## GIVEN PASSAGE
○ ○ ○ ○

It had been well established that obesity promotes insulin resistance through the inappropriate inactivation of a process called gluconeogenesis, where the liver creates glucose for fuel and which ordinarily occurs only in times of fasting.

The researchers investigated the possibility that stress induced other changes to take place on the cellular level, specifically in the endoplasmic reticulum, a protein factory.

“When a cell starts to sense stress a red light goes on, which slows down the production of proteins,” explains Montminy. “This process, which is known as ER stress response, is abnormally active in livers of obese individuals, where it contributes to the development of hyperglycemia, or high blood glucose levels. We asked whether chronic ER stress in obesity leads to abnormal activation of the fasting switch that normally controls glucose production in the liver.”

○ ○ ○ ○

## EXTRACTED MATERIAL

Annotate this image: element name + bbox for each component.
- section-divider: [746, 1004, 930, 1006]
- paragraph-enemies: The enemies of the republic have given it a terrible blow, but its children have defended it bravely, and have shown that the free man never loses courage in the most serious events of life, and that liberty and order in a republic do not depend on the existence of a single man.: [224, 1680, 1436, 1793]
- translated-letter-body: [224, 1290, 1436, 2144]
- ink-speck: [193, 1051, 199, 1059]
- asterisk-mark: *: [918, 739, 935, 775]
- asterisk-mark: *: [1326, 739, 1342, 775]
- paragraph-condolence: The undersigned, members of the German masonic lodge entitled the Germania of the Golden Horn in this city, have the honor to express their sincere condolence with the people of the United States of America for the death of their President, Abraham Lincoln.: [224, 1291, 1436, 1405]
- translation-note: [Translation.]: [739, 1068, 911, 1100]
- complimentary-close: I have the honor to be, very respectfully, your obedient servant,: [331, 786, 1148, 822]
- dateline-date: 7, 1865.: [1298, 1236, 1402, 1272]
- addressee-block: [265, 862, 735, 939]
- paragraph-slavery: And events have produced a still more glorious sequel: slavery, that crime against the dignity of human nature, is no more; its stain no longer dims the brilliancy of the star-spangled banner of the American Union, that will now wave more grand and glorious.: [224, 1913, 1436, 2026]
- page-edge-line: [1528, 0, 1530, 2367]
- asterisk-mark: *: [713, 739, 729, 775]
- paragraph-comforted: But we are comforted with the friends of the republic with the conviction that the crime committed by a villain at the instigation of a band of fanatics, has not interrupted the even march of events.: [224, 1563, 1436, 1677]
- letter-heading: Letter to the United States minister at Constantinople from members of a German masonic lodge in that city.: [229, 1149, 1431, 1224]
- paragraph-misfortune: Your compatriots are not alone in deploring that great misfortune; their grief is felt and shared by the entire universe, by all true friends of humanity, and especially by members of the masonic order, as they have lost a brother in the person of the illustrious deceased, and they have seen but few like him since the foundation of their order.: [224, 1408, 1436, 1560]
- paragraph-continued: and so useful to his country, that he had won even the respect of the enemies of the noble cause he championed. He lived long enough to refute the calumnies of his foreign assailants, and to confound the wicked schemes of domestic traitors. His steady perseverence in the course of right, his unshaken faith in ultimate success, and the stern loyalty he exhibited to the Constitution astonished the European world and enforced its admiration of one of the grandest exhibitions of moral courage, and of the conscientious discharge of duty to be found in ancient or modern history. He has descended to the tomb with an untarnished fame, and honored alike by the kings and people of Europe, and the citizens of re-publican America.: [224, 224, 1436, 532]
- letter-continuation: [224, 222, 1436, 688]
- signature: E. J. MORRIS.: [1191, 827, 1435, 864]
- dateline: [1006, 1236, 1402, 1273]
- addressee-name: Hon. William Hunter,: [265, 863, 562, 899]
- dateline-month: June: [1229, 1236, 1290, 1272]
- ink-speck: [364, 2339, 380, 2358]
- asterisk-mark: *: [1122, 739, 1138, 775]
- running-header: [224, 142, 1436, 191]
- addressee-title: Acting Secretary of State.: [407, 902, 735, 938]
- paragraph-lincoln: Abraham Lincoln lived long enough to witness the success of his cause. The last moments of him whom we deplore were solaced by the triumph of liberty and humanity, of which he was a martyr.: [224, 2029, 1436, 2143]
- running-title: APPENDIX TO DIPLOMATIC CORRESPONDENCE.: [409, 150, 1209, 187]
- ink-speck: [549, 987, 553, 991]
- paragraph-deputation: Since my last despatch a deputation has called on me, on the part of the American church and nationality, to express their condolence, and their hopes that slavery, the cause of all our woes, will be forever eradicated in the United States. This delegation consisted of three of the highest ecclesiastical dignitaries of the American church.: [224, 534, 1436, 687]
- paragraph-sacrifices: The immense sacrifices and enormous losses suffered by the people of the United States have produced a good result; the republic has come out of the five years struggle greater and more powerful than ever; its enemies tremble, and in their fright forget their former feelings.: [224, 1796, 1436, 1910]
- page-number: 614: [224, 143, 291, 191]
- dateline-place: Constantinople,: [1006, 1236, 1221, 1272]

○ ○ ○ ○

## TASKS TO COMPLETE
A: In the passage on obesity and liver glucose production, where is the ER stress response said to be abnormally active?
B: Continue the passage on obesity and liver glucose production from its last sentence.

## ANSWERS TO THE EXERCISE
A: In the livers of obese individuals.

B:
Now, for the hard science portion of this lecture:

Glucose production is turned on by a transcriptional switch called CRTC2, which normally sits outside the nucleus waiting for the signal that allows it to slip inside and do its work. Once in the nucleus, it teams up with a protein called CREB and together they switch on the genes necessary to increase glucose output. In insulin-resistant mice, however, the CRTC2 switch seems to get stuck in the “on” position and the cells start churning out glucose like sugar factories in overdrive.Surprisingly, when postdoctoral researcher and first author Yiguo Wang, Ph.D., mimicked the conditions of ER stress in mice, CRTC2 moved to the nucleus but failed to activate gluconeogenesis. Instead, it switched on genes important for combating stress and returning cells to health. On closer inspection, Wang found that in this scenario CRTC2 did not bind to CREB but instead joined forces with another factor, called ATF6a.

What’s more, like jealous lovers CREB and ATF6a competing for CRTC2’s affection—the more ATF6a is bound to CRTC2, the less there is for CREB to bind to.

Although the detailed answer paints a complex picture, the main point is that high levels of glucose in the blood leads to insulin resistance. Understanding precisely how those mechanisms work will lead to better treatments in the future.